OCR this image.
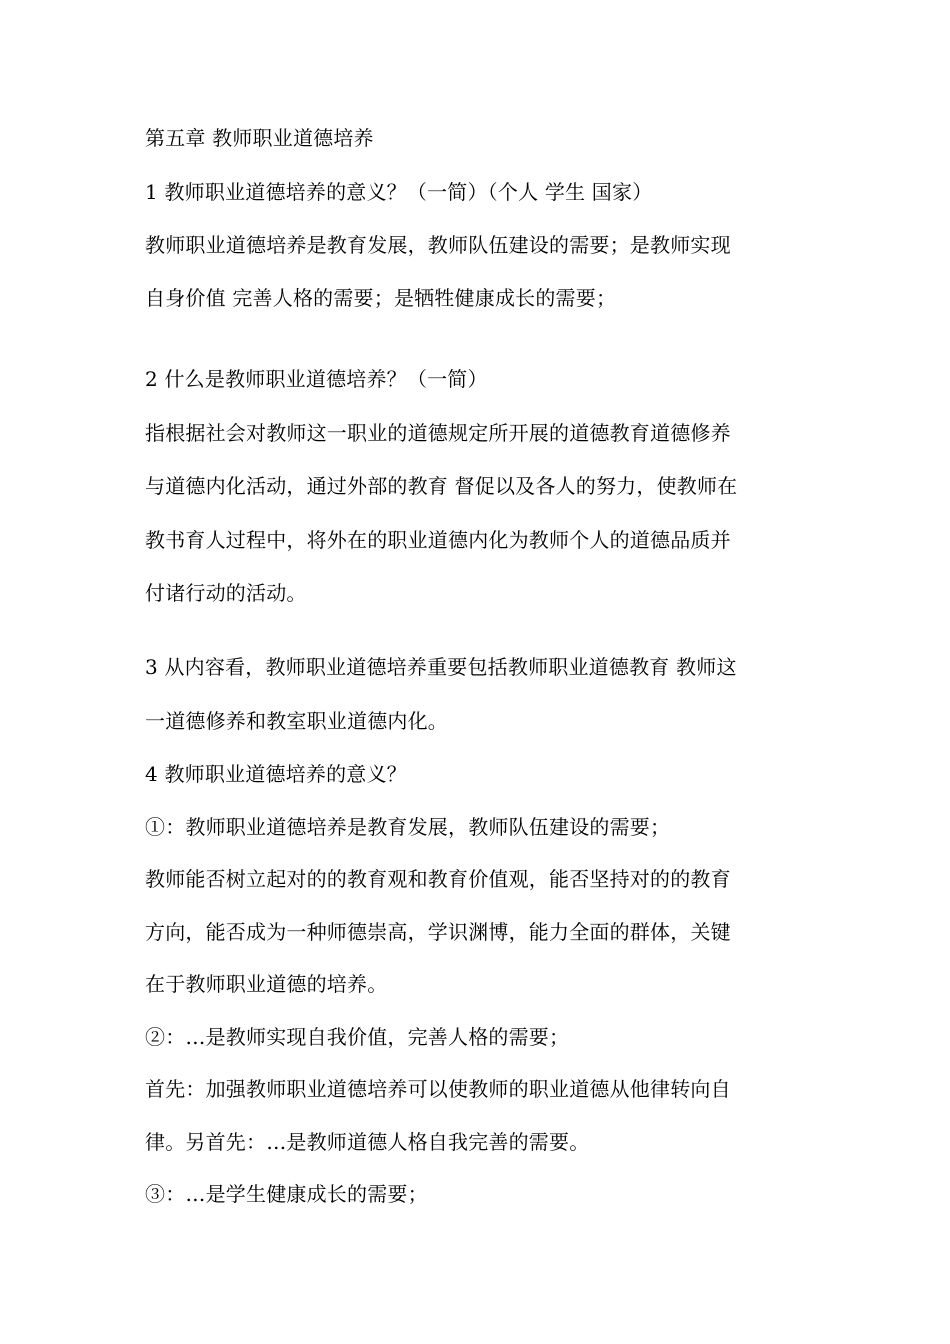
第五章 教师职业道德培养
1 教师职业道德培养的意义？（一简）（个人 学生 国家）
教师职业道德培养是教育发展，教师队伍建设的需要；是教师实现
自身价值 完善人格的需要；是牺牲健康成长的需要；
2 什么是教师职业道德培养？（一简）
指根据社会对教师这一职业的道德规定所开展的道德教育道德修养
与道德内化活动，通过外部的教育 督促以及各人的努力，使教师在
教书育人过程中，将外在的职业道德内化为教师个人的道德品质并
付诸行动的活动。
3 从内容看，教师职业道德培养重要包括教师职业道德教育 教师这
一道德修养和教室职业道德内化。
4 教师职业道德培养的意义？
①：教师职业道德培养是教育发展，教师队伍建设的需要；
教师能否树立起对的的教育观和教育价值观，能否坚持对的的教育
方向，能否成为一种师德崇高，学识渊博，能力全面的群体，关键
在于教师职业道德的培养。
②：…是教师实现自我价值，完善人格的需要；
首先：加强教师职业道德培养可以使教师的职业道德从他律转向自
律。另首先：…是教师道德人格自我完善的需要。
③：…是学生健康成长的需要；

◆ TASK: Skip the images and write out the rest of the listing exactly.

◆ FINAL RESULT:
OCR this image.
第五章 教师职业道德培养
1 教师职业道德培养的意义？（一简）（个人 学生 国家）
教师职业道德培养是教育发展，教师队伍建设的需要；是教师实现
自身价值 完善人格的需要；是牺牲健康成长的需要；
2 什么是教师职业道德培养？（一简）
指根据社会对教师这一职业的道德规定所开展的道德教育道德修养
与道德内化活动，通过外部的教育 督促以及各人的努力，使教师在
教书育人过程中，将外在的职业道德内化为教师个人的道德品质并
付诸行动的活动。
3 从内容看，教师职业道德培养重要包括教师职业道德教育 教师这
一道德修养和教室职业道德内化。
4 教师职业道德培养的意义？
①：教师职业道德培养是教育发展，教师队伍建设的需要；
教师能否树立起对的的教育观和教育价值观，能否坚持对的的教育
方向，能否成为一种师德崇高，学识渊博，能力全面的群体，关键
在于教师职业道德的培养。
②：…是教师实现自我价值，完善人格的需要；
首先：加强教师职业道德培养可以使教师的职业道德从他律转向自
律。另首先：…是教师道德人格自我完善的需要。
③：…是学生健康成长的需要；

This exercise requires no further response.